## [Aim]
Repeat all entries exactly.

(Data entries)

┌──

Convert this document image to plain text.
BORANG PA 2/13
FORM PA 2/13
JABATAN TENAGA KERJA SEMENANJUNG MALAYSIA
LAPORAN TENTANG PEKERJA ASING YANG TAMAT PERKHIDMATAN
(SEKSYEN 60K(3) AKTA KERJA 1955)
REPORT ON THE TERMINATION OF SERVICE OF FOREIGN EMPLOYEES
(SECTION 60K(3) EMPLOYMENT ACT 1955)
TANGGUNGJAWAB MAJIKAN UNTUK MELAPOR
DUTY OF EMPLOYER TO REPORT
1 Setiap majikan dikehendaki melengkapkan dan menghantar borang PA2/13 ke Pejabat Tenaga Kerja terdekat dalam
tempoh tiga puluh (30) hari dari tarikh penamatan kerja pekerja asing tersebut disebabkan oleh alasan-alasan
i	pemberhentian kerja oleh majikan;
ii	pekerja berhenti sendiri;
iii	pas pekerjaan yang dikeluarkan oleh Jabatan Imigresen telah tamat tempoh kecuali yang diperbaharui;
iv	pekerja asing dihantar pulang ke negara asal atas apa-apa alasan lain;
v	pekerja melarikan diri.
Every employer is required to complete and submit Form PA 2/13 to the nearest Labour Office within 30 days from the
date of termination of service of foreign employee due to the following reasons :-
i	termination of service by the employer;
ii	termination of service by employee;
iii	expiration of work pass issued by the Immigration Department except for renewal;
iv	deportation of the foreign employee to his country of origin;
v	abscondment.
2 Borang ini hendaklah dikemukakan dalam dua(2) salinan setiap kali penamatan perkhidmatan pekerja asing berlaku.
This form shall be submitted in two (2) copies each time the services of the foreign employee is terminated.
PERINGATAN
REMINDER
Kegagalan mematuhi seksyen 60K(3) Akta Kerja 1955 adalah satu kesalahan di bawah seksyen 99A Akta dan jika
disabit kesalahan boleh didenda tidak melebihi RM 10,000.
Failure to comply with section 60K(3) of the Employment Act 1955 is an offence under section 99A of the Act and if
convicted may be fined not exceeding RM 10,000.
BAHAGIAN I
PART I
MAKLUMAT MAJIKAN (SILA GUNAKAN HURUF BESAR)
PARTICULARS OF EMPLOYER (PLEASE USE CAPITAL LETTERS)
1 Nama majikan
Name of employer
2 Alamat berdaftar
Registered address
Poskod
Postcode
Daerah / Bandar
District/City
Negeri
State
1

└──

## [Exercise answer]
Convert this document image to plain text.
BORANG PA 2/13
FORM PA 2/13
JABATAN TENAGA KERJA SEMENANJUNG MALAYSIA
LAPORAN TENTANG PEKERJA ASING YANG TAMAT PERKHIDMATAN
(SEKSYEN 60K(3) AKTA KERJA 1955)
REPORT ON THE TERMINATION OF SERVICE OF FOREIGN EMPLOYEES
(SECTION 60K(3) EMPLOYMENT ACT 1955)
TANGGUNGJAWAB MAJIKAN UNTUK MELAPOR
DUTY OF EMPLOYER TO REPORT
1 Setiap majikan dikehendaki melengkapkan dan menghantar borang PA2/13 ke Pejabat Tenaga Kerja terdekat dalam
tempoh tiga puluh (30) hari dari tarikh penamatan kerja pekerja asing tersebut disebabkan oleh alasan-alasan
i	pemberhentian kerja oleh majikan;
ii	pekerja berhenti sendiri;
iii	pas pekerjaan yang dikeluarkan oleh Jabatan Imigresen telah tamat tempoh kecuali yang diperbaharui;
iv	pekerja asing dihantar pulang ke negara asal atas apa-apa alasan lain;
v	pekerja melarikan diri.
Every employer is required to complete and submit Form PA 2/13 to the nearest Labour Office within 30 days from the
date of termination of service of foreign employee due to the following reasons :-
i	termination of service by the employer;
ii	termination of service by employee;
iii	expiration of work pass issued by the Immigration Department except for renewal;
iv	deportation of the foreign employee to his country of origin;
v	abscondment.
2 Borang ini hendaklah dikemukakan dalam dua(2) salinan setiap kali penamatan perkhidmatan pekerja asing berlaku.
This form shall be submitted in two (2) copies each time the services of the foreign employee is terminated.
PERINGATAN
REMINDER
Kegagalan mematuhi seksyen 60K(3) Akta Kerja 1955 adalah satu kesalahan di bawah seksyen 99A Akta dan jika
disabit kesalahan boleh didenda tidak melebihi RM 10,000.
Failure to comply with section 60K(3) of the Employment Act 1955 is an offence under section 99A of the Act and if
convicted may be fined not exceeding RM 10,000.
BAHAGIAN I
PART I
MAKLUMAT MAJIKAN (SILA GUNAKAN HURUF BESAR)
PARTICULARS OF EMPLOYER (PLEASE USE CAPITAL LETTERS)
1 Nama majikan
Name of employer
2 Alamat berdaftar
Registered address
Poskod
Postcode
Daerah / Bandar
District/City
Negeri
State
1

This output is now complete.